PROBLEM STATEMENT:
Exact repetition is required: output every record in full.

══ DATA LINES

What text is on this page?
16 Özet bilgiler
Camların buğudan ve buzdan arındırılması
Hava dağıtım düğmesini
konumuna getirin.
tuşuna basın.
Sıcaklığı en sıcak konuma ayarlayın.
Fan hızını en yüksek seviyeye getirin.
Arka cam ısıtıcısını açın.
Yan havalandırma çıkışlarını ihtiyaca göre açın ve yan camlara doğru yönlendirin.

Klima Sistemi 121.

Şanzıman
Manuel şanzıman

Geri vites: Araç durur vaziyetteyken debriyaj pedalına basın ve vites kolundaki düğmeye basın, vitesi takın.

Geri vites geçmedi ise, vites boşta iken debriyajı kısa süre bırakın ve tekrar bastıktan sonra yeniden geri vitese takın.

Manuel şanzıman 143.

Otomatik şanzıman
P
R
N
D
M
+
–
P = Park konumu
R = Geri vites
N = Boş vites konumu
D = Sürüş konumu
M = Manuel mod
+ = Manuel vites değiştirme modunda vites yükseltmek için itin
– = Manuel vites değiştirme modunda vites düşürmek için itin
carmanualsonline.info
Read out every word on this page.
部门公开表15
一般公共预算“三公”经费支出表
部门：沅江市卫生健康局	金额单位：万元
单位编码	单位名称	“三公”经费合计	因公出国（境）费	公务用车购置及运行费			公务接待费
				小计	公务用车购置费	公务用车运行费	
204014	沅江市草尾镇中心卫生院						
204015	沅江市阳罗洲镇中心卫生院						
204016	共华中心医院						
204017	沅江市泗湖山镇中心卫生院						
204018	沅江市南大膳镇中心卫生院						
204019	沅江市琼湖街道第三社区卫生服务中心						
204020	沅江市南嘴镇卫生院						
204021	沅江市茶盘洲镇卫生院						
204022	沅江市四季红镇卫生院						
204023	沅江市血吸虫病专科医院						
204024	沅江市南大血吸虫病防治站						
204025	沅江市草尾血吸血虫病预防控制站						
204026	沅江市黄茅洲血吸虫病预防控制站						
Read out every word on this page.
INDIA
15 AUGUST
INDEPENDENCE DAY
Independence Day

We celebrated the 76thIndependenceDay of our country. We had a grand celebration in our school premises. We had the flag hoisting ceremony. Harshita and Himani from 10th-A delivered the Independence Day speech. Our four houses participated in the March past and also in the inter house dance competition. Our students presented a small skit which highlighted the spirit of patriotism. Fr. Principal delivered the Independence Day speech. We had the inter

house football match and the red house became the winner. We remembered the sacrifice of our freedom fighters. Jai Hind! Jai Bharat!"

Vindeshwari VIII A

════

TASK OUTPUT:
What text is on this page?
16 Özet bilgiler
Camların buğudan ve buzdan arındırılması
Hava dağıtım düğmesini
konumuna getirin.
tuşuna basın.
Sıcaklığı en sıcak konuma ayarlayın.
Fan hızını en yüksek seviyeye getirin.
Arka cam ısıtıcısını açın.
Yan havalandırma çıkışlarını ihtiyaca göre açın ve yan camlara doğru yönlendirin.

Klima Sistemi 121.

Şanzıman
Manuel şanzıman

Geri vites: Araç durur vaziyetteyken debriyaj pedalına basın ve vites kolundaki düğmeye basın, vitesi takın.

Geri vites geçmedi ise, vites boşta iken debriyajı kısa süre bırakın ve tekrar bastıktan sonra yeniden geri vitese takın.

Manuel şanzıman 143.

Otomatik şanzıman
P
R
N
D
M
+
–
P = Park konumu
R = Geri vites
N = Boş vites konumu
D = Sürüş konumu
M = Manuel mod
+ = Manuel vites değiştirme modunda vites yükseltmek için itin
– = Manuel vites değiştirme modunda vites düşürmek için itin
carmanualsonline.info
Read out every word on this page.
部门公开表15
一般公共预算“三公”经费支出表
部门：沅江市卫生健康局	金额单位：万元
单位编码	单位名称	“三公”经费合计	因公出国（境）费	公务用车购置及运行费			公务接待费
				小计	公务用车购置费	公务用车运行费	
204014	沅江市草尾镇中心卫生院						
204015	沅江市阳罗洲镇中心卫生院						
204016	共华中心医院						
204017	沅江市泗湖山镇中心卫生院						
204018	沅江市南大膳镇中心卫生院						
204019	沅江市琼湖街道第三社区卫生服务中心						
204020	沅江市南嘴镇卫生院						
204021	沅江市茶盘洲镇卫生院						
204022	沅江市四季红镇卫生院						
204023	沅江市血吸虫病专科医院						
204024	沅江市南大血吸虫病防治站						
204025	沅江市草尾血吸血虫病预防控制站						
204026	沅江市黄茅洲血吸虫病预防控制站						
Read out every word on this page.
INDIA
15 AUGUST
INDEPENDENCE DAY
Independence Day

We celebrated the 76thIndependenceDay of our country. We had a grand celebration in our school premises. We had the flag hoisting ceremony. Harshita and Himani from 10th-A delivered the Independence Day speech. Our four houses participated in the March past and also in the inter house dance competition. Our students presented a small skit which highlighted the spirit of patriotism. Fr. Principal delivered the Independence Day speech. We had the inter

house football match and the red house became the winner. We remembered the sacrifice of our freedom fighters. Jai Hind! Jai Bharat!"

Vindeshwari VIII A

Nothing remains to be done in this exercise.